● **WHAT THE TASK ASKS**: Reproduce the records below in full and exactly, without their images.

##### DATA LINES

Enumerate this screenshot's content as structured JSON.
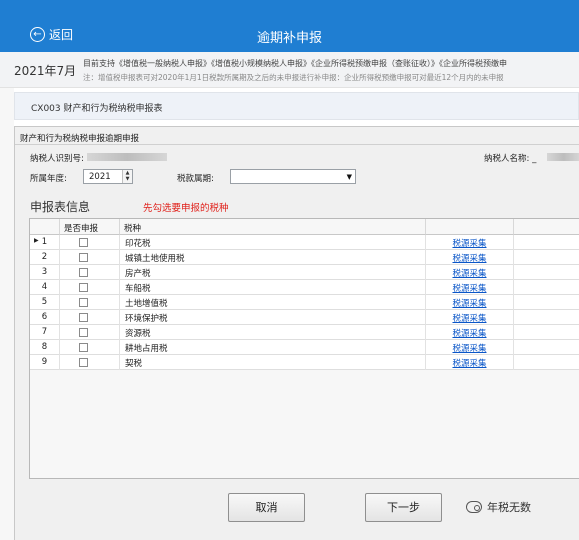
{
  "header": {
    "back_label": "返回",
    "title": "逾期补申报"
  },
  "notice": {
    "month": "2021年7月",
    "line1": "目前支持《增值税一般纳税人申报》《增值税小规模纳税人申报》《企业所得税预缴申报（查账征收）》《企业所得税预缴申",
    "line2": "注：增值税申报表可对2020年1月1日税款所属期及之后的未申报进行补申报：企业所得税预缴申报可对最近12个月内的未申报"
  },
  "form_code": "CX003  财产和行为税纳税申报表",
  "window": {
    "title": "财产和行为税纳税申报逾期申报",
    "taxpayer_id_label": "纳税人识别号:",
    "taxpayer_name_label": "纳税人名称: _",
    "year_label": "所属年度:",
    "year_value": "2021",
    "period_label": "税款属期:",
    "period_value": ""
  },
  "section": {
    "title": "申报表信息",
    "hint": "先勾选要申报的税种"
  },
  "table": {
    "columns": [
      "是否申报",
      "税种",
      "",
      ""
    ],
    "rows": [
      {
        "num": "1",
        "tax": "印花税",
        "link": "税源采集"
      },
      {
        "num": "2",
        "tax": "城镇土地使用税",
        "link": "税源采集"
      },
      {
        "num": "3",
        "tax": "房产税",
        "link": "税源采集"
      },
      {
        "num": "4",
        "tax": "车船税",
        "link": "税源采集"
      },
      {
        "num": "5",
        "tax": "土地增值税",
        "link": "税源采集"
      },
      {
        "num": "6",
        "tax": "环境保护税",
        "link": "税源采集"
      },
      {
        "num": "7",
        "tax": "资源税",
        "link": "税源采集"
      },
      {
        "num": "8",
        "tax": "耕地占用税",
        "link": "税源采集"
      },
      {
        "num": "9",
        "tax": "契税",
        "link": "税源采集"
      }
    ]
  },
  "buttons": {
    "cancel": "取消",
    "next": "下一步"
  },
  "watermark": "年税无数"
}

##########

● **WRITTEN SOLUTION**:
Enumerate this screenshot's content as structured JSON.
{
  "header": {
    "back_label": "返回",
    "title": "逾期补申报"
  },
  "notice": {
    "month": "2021年7月",
    "line1": "目前支持《增值税一般纳税人申报》《增值税小规模纳税人申报》《企业所得税预缴申报（查账征收）》《企业所得税预缴申",
    "line2": "注：增值税申报表可对2020年1月1日税款所属期及之后的未申报进行补申报：企业所得税预缴申报可对最近12个月内的未申报"
  },
  "form_code": "CX003  财产和行为税纳税申报表",
  "window": {
    "title": "财产和行为税纳税申报逾期申报",
    "taxpayer_id_label": "纳税人识别号:",
    "taxpayer_name_label": "纳税人名称: _",
    "year_label": "所属年度:",
    "year_value": "2021",
    "period_label": "税款属期:",
    "period_value": ""
  },
  "section": {
    "title": "申报表信息",
    "hint": "先勾选要申报的税种"
  },
  "table": {
    "columns": [
      "是否申报",
      "税种",
      "",
      ""
    ],
    "rows": [
      {
        "num": "1",
        "tax": "印花税",
        "link": "税源采集"
      },
      {
        "num": "2",
        "tax": "城镇土地使用税",
        "link": "税源采集"
      },
      {
        "num": "3",
        "tax": "房产税",
        "link": "税源采集"
      },
      {
        "num": "4",
        "tax": "车船税",
        "link": "税源采集"
      },
      {
        "num": "5",
        "tax": "土地增值税",
        "link": "税源采集"
      },
      {
        "num": "6",
        "tax": "环境保护税",
        "link": "税源采集"
      },
      {
        "num": "7",
        "tax": "资源税",
        "link": "税源采集"
      },
      {
        "num": "8",
        "tax": "耕地占用税",
        "link": "税源采集"
      },
      {
        "num": "9",
        "tax": "契税",
        "link": "税源采集"
      }
    ]
  },
  "buttons": {
    "cancel": "取消",
    "next": "下一步"
  },
  "watermark": "年税无数"
}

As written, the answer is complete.